» **WHAT IS BEING ASKED**:
Filter the entries below, keeping every line that has the word "ಅಳವಡ".

» **WORKING DATA**:
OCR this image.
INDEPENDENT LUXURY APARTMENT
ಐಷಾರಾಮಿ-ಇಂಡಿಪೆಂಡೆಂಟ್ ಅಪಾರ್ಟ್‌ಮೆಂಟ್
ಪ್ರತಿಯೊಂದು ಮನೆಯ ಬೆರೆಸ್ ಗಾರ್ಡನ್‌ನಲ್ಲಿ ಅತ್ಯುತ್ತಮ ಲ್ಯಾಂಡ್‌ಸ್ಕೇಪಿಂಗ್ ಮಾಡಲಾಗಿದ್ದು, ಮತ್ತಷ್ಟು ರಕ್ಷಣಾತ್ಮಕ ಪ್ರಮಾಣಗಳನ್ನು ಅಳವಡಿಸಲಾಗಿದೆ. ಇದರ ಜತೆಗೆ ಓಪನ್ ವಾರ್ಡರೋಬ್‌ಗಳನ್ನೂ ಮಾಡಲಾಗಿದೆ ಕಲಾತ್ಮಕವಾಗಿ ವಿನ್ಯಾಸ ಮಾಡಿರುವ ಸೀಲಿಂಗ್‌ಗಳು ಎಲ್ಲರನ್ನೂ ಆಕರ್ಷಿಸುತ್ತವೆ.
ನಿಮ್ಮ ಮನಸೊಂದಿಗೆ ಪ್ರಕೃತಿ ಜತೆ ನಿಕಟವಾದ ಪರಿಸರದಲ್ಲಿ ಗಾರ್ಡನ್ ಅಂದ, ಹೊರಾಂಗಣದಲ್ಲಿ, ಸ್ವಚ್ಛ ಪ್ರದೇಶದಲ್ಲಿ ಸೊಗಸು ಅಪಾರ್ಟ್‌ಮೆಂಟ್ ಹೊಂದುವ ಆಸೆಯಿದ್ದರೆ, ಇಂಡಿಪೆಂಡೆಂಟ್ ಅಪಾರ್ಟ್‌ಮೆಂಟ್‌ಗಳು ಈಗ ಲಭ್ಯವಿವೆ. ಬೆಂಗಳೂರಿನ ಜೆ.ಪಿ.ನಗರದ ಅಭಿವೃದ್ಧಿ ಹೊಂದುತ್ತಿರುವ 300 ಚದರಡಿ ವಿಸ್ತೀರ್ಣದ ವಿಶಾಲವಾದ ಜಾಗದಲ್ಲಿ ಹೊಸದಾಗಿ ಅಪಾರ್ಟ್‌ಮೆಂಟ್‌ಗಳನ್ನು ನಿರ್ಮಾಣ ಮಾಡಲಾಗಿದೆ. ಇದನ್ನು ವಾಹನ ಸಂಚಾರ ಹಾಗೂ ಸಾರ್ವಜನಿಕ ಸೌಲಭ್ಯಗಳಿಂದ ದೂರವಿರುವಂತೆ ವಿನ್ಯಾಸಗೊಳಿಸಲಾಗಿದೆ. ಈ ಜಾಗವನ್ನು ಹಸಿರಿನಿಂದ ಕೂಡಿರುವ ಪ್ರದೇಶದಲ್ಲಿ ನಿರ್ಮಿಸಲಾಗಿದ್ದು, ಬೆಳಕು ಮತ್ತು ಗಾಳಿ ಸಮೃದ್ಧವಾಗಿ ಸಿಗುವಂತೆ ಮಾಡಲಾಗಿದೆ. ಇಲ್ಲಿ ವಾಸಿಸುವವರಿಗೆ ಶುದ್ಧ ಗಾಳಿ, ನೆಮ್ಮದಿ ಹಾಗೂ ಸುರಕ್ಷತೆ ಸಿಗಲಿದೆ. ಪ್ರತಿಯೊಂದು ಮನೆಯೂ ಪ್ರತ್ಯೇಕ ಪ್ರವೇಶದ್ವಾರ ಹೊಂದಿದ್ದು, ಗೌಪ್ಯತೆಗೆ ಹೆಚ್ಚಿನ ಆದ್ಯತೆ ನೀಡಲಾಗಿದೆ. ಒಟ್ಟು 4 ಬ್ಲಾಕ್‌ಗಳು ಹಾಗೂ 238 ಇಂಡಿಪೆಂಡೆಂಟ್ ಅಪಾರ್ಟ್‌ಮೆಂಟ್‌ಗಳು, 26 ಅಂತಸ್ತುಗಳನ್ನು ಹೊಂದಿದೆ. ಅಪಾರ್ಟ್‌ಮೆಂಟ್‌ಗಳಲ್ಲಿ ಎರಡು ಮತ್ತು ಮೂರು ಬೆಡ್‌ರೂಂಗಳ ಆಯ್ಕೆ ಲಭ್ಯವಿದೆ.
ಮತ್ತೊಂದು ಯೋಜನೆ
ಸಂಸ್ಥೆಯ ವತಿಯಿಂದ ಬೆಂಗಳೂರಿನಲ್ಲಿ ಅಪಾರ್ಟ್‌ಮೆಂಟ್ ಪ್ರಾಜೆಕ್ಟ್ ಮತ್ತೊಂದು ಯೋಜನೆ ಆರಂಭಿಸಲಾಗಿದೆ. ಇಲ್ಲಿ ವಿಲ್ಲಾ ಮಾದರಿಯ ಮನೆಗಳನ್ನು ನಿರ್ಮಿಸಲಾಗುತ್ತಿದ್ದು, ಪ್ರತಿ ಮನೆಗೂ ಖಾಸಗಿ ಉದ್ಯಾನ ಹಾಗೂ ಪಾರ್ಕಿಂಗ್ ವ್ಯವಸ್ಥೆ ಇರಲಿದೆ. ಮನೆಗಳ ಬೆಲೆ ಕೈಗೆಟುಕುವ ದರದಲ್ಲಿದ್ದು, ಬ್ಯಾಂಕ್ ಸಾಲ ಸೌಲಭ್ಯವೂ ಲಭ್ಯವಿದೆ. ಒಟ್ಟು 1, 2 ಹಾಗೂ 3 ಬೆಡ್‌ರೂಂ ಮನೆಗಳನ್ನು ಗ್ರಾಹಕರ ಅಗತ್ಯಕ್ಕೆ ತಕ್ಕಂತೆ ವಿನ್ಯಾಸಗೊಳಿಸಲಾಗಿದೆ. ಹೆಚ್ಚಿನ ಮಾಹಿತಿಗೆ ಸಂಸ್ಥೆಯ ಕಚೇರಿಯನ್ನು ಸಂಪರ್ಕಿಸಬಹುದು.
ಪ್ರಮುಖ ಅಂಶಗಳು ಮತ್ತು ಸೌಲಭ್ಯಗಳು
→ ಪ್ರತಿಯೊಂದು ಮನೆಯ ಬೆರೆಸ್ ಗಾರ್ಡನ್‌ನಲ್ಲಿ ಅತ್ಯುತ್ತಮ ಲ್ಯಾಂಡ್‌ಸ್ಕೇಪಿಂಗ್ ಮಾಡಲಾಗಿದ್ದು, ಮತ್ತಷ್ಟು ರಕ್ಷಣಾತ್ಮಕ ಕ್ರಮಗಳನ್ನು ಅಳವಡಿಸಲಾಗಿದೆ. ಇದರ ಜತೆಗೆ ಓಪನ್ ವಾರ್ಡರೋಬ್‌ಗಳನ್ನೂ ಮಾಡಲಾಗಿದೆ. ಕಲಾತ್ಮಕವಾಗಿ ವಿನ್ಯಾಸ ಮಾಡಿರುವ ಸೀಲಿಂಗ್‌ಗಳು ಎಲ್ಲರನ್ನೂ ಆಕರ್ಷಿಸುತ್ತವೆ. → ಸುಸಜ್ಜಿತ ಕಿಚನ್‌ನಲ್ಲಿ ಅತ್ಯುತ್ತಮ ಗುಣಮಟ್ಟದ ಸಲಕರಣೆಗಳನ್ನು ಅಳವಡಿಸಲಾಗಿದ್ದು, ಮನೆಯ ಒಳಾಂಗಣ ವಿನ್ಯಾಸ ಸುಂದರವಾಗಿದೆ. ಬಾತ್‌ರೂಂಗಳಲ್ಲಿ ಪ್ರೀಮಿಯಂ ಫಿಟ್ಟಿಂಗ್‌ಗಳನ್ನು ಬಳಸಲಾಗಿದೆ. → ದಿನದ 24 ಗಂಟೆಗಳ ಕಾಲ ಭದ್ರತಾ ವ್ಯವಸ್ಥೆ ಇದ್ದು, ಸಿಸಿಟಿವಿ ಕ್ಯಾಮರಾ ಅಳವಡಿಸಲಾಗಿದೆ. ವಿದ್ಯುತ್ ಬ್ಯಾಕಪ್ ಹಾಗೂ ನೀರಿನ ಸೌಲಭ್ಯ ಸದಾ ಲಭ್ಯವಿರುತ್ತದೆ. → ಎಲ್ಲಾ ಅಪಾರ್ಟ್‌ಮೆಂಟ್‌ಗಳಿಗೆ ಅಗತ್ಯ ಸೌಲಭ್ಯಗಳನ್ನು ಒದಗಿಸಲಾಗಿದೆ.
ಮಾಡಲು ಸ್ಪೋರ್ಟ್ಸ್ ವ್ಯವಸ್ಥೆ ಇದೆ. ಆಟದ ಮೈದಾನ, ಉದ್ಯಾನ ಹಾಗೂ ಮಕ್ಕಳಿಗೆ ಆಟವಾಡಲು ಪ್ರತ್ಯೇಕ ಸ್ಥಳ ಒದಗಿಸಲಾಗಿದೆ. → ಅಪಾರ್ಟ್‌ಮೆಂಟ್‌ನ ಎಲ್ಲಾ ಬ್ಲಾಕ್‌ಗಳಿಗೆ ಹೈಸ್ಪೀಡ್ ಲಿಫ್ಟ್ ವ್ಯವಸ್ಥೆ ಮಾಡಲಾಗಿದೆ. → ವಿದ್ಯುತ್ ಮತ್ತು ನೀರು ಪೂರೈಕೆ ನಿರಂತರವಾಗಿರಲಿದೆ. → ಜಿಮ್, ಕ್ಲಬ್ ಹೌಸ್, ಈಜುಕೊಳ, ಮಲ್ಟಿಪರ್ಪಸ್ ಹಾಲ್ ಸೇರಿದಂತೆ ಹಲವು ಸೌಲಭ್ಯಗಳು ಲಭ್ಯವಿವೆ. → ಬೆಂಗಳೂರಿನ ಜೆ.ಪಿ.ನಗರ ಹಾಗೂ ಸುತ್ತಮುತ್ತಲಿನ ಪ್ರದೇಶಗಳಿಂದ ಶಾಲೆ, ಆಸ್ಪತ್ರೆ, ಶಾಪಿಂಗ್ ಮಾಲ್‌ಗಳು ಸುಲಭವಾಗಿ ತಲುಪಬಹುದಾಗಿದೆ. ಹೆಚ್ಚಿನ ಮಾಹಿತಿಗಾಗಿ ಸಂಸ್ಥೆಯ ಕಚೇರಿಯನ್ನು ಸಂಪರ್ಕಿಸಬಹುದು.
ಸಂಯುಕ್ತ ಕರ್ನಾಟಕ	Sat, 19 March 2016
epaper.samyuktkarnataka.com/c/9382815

» **OUTPUT**:
ಪ್ರತಿಯೊಂದು ಮನೆಯ ಬೆರೆಸ್ ಗಾರ್ಡನ್‌ನಲ್ಲಿ ಅತ್ಯುತ್ತಮ ಲ್ಯಾಂಡ್‌ಸ್ಕೇಪಿಂಗ್ ಮಾಡಲಾಗಿದ್ದು, ಮತ್ತಷ್ಟು ರಕ್ಷಣಾತ್ಮಕ ಪ್ರಮಾಣಗಳನ್ನು ಅಳವಡಿಸಲಾಗಿದೆ. ಇದರ ಜತೆಗೆ ಓಪನ್ ವಾರ್ಡರೋಬ್‌ಗಳನ್ನೂ ಮಾಡಲಾಗಿದೆ ಕಲಾತ್ಮಕವಾಗಿ ವಿನ್ಯಾಸ ಮಾಡಿರುವ ಸೀಲಿಂಗ್‌ಗಳು ಎಲ್ಲರನ್ನೂ ಆಕರ್ಷಿಸುತ್ತವೆ.
→ ಪ್ರತಿಯೊಂದು ಮನೆಯ ಬೆರೆಸ್ ಗಾರ್ಡನ್‌ನಲ್ಲಿ ಅತ್ಯುತ್ತಮ ಲ್ಯಾಂಡ್‌ಸ್ಕೇಪಿಂಗ್ ಮಾಡಲಾಗಿದ್ದು, ಮತ್ತಷ್ಟು ರಕ್ಷಣಾತ್ಮಕ ಕ್ರಮಗಳನ್ನು ಅಳವಡಿಸಲಾಗಿದೆ. ಇದರ ಜತೆಗೆ ಓಪನ್ ವಾರ್ಡರೋಬ್‌ಗಳನ್ನೂ ಮಾಡಲಾಗಿದೆ. ಕಲಾತ್ಮಕವಾಗಿ ವಿನ್ಯಾಸ ಮಾಡಿರುವ ಸೀಲಿಂಗ್‌ಗಳು ಎಲ್ಲರನ್ನೂ ಆಕರ್ಷಿಸುತ್ತವೆ. → ಸುಸಜ್ಜಿತ ಕಿಚನ್‌ನಲ್ಲಿ ಅತ್ಯುತ್ತಮ ಗುಣಮಟ್ಟದ ಸಲಕರಣೆಗಳನ್ನು ಅಳವಡಿಸಲಾಗಿದ್ದು, ಮನೆಯ ಒಳಾಂಗಣ ವಿನ್ಯಾಸ ಸುಂದರವಾಗಿದೆ. ಬಾತ್‌ರೂಂಗಳಲ್ಲಿ ಪ್ರೀಮಿಯಂ ಫಿಟ್ಟಿಂಗ್‌ಗಳನ್ನು ಬಳಸಲಾಗಿದೆ. → ದಿನದ 24 ಗಂಟೆಗಳ ಕಾಲ ಭದ್ರತಾ ವ್ಯವಸ್ಥೆ ಇದ್ದು, ಸಿಸಿಟಿವಿ ಕ್ಯಾಮರಾ ಅಳವಡಿಸಲಾಗಿದೆ. ವಿದ್ಯುತ್ ಬ್ಯಾಕಪ್ ಹಾಗೂ ನೀರಿನ ಸೌಲಭ್ಯ ಸದಾ ಲಭ್ಯವಿರುತ್ತದೆ. → ಎಲ್ಲಾ ಅಪಾರ್ಟ್‌ಮೆಂಟ್‌ಗಳಿಗೆ ಅಗತ್ಯ ಸೌಲಭ್ಯಗಳನ್ನು ಒದಗಿಸಲಾಗಿದೆ.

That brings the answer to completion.